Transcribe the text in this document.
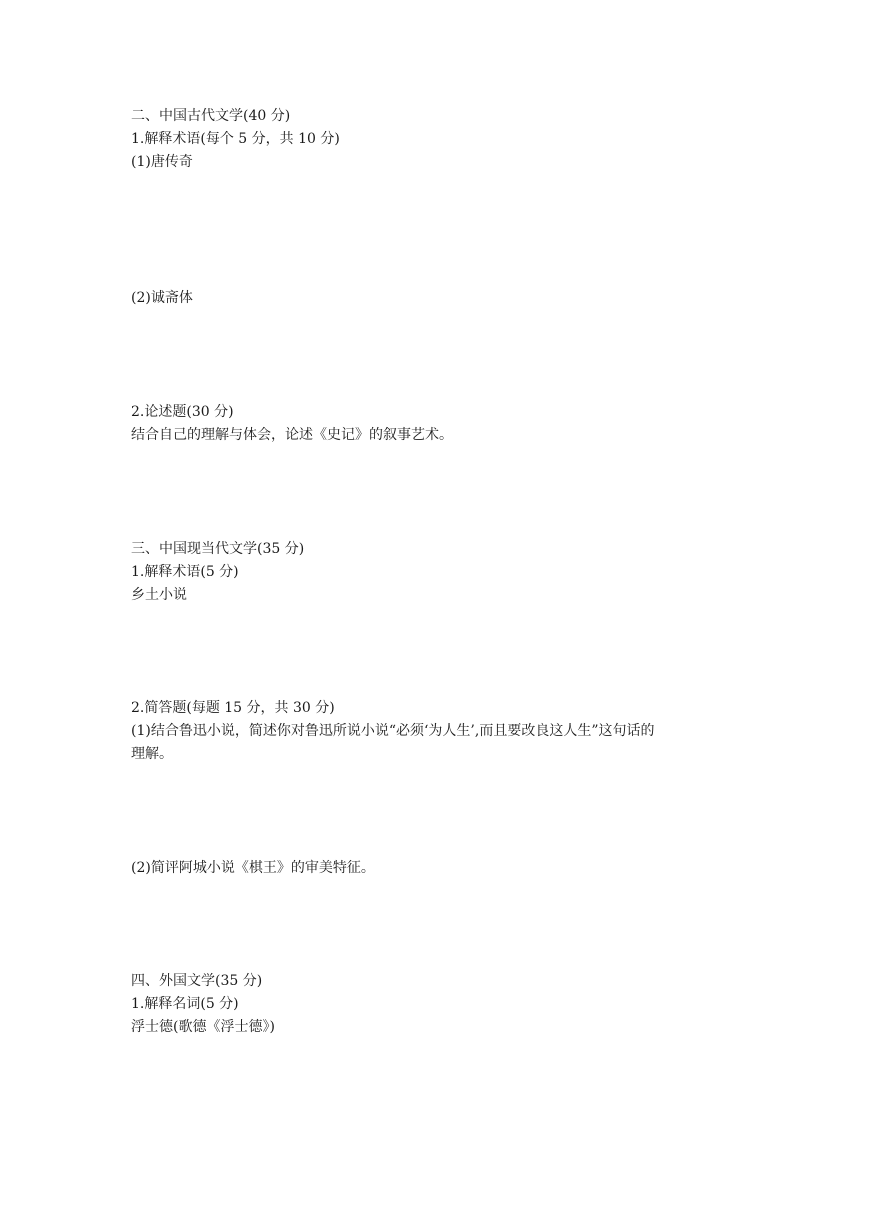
二、中国古代文学(40 分)
1.解释术语(每个 5 分，共 10 分)
(1)唐传奇
(2)诚斋体
2.论述题(30 分)
结合自己的理解与体会，论述《史记》的叙事艺术。
三、中国现当代文学(35 分)
1.解释术语(5 分)
乡土小说
2.简答题(每题 15 分，共 30 分)
(1)结合鲁迅小说，简述你对鲁迅所说小说“必须‘为人生’,而且要改良这人生”这句话的
理解。
(2)简评阿城小说《棋王》的审美特征。
四、外国文学(35 分)
1.解释名词(5 分)
浮士德(歌德《浮士德》)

..........

WRITTEN REQUEST: Pictures are excluded; copy every other part of the records exactly.

ANSWER:
Transcribe the text in this document.
二、中国古代文学(40 分)
1.解释术语(每个 5 分，共 10 分)
(1)唐传奇
(2)诚斋体
2.论述题(30 分)
结合自己的理解与体会，论述《史记》的叙事艺术。
三、中国现当代文学(35 分)
1.解释术语(5 分)
乡土小说
2.简答题(每题 15 分，共 30 分)
(1)结合鲁迅小说，简述你对鲁迅所说小说“必须‘为人生’,而且要改良这人生”这句话的
理解。
(2)简评阿城小说《棋王》的审美特征。
四、外国文学(35 分)
1.解释名词(5 分)
浮士德(歌德《浮士德》)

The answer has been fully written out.